*Exercise task*: In the material below, find all lines with the string "variance" and copy them.

*Source data*:
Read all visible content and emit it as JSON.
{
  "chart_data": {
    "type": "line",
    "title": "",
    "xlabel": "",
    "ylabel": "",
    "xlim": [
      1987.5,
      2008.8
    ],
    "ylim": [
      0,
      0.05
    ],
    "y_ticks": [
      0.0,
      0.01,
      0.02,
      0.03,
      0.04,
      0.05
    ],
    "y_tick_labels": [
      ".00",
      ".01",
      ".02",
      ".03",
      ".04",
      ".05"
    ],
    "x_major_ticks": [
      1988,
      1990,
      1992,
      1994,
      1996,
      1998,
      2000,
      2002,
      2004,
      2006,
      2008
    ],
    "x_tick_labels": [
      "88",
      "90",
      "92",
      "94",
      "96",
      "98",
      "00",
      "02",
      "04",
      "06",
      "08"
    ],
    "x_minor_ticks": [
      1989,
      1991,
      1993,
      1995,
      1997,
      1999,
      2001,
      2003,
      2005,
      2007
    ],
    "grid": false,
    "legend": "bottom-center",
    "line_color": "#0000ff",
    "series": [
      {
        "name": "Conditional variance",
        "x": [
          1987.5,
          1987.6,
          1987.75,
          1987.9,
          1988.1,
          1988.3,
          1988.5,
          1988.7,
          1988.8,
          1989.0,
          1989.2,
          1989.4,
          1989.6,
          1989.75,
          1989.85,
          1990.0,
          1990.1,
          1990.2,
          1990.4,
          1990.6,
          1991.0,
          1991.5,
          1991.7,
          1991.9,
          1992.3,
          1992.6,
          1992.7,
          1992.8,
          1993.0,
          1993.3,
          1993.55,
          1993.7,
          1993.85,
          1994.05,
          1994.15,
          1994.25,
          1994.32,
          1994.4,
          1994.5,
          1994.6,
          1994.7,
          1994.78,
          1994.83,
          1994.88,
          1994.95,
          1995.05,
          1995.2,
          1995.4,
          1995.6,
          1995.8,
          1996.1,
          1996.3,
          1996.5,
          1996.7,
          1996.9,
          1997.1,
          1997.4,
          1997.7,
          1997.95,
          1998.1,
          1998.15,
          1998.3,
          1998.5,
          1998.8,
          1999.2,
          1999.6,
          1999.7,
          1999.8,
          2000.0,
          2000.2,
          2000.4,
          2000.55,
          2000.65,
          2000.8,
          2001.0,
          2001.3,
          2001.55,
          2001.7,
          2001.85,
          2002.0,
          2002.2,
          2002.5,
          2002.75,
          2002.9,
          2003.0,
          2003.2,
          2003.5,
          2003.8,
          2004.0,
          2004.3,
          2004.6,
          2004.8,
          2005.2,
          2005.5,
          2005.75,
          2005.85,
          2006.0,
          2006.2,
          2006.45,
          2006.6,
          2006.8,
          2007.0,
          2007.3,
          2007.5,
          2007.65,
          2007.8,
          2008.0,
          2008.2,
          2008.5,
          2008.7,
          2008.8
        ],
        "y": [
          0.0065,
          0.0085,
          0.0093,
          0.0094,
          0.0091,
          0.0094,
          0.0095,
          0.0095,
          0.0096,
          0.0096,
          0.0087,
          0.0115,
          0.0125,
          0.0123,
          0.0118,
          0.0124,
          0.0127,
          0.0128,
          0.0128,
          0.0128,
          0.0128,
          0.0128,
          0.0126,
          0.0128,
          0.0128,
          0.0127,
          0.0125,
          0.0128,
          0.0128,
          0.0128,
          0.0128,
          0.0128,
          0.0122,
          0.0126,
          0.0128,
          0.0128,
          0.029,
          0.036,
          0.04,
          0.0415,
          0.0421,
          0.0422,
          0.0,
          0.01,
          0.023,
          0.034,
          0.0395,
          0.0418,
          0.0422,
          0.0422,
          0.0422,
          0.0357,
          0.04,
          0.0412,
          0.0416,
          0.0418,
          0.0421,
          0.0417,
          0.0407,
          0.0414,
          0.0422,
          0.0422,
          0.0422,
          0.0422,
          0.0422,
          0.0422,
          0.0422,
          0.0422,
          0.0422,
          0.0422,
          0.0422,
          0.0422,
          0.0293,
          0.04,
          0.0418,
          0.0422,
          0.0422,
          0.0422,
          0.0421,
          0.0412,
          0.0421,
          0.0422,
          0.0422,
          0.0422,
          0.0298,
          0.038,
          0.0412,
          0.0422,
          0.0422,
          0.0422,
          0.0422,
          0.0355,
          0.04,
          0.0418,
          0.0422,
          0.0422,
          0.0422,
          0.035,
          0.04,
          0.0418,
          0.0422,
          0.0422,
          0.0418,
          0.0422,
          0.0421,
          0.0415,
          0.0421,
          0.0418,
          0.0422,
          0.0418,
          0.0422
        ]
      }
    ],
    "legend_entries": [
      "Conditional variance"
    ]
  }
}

*Expected answer*:
        "name": "Conditional variance",
      "Conditional variance"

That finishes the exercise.